__Data for the task__:
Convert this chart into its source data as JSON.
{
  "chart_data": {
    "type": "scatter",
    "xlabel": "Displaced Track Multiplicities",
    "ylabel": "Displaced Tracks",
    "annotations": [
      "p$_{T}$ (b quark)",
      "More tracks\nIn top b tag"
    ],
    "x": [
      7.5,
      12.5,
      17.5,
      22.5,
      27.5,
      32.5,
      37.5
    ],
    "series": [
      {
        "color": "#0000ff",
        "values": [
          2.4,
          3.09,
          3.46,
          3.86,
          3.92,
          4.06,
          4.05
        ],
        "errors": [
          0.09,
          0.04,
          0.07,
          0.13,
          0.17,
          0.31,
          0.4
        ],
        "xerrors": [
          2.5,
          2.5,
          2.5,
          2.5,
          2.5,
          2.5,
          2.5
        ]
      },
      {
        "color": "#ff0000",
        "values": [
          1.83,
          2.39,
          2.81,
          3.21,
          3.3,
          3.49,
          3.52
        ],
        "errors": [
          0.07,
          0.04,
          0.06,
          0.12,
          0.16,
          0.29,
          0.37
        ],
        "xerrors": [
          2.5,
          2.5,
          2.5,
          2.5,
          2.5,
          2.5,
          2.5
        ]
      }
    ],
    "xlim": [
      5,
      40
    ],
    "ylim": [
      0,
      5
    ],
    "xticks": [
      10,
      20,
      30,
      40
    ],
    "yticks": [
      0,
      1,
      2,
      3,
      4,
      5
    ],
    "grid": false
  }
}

__Aim of the exercise__: Retype every record above exactly as it appears.

__Response to the exercise__:
Convert this chart into its source data as JSON.
{
  "chart_data": {
    "type": "scatter",
    "xlabel": "Displaced Track Multiplicities",
    "ylabel": "Displaced Tracks",
    "annotations": [
      "p$_{T}$ (b quark)",
      "More tracks\nIn top b tag"
    ],
    "x": [
      7.5,
      12.5,
      17.5,
      22.5,
      27.5,
      32.5,
      37.5
    ],
    "series": [
      {
        "color": "#0000ff",
        "values": [
          2.4,
          3.09,
          3.46,
          3.86,
          3.92,
          4.06,
          4.05
        ],
        "errors": [
          0.09,
          0.04,
          0.07,
          0.13,
          0.17,
          0.31,
          0.4
        ],
        "xerrors": [
          2.5,
          2.5,
          2.5,
          2.5,
          2.5,
          2.5,
          2.5
        ]
      },
      {
        "color": "#ff0000",
        "values": [
          1.83,
          2.39,
          2.81,
          3.21,
          3.3,
          3.49,
          3.52
        ],
        "errors": [
          0.07,
          0.04,
          0.06,
          0.12,
          0.16,
          0.29,
          0.37
        ],
        "xerrors": [
          2.5,
          2.5,
          2.5,
          2.5,
          2.5,
          2.5,
          2.5
        ]
      }
    ],
    "xlim": [
      5,
      40
    ],
    "ylim": [
      0,
      5
    ],
    "xticks": [
      10,
      20,
      30,
      40
    ],
    "yticks": [
      0,
      1,
      2,
      3,
      4,
      5
    ],
    "grid": false
  }
}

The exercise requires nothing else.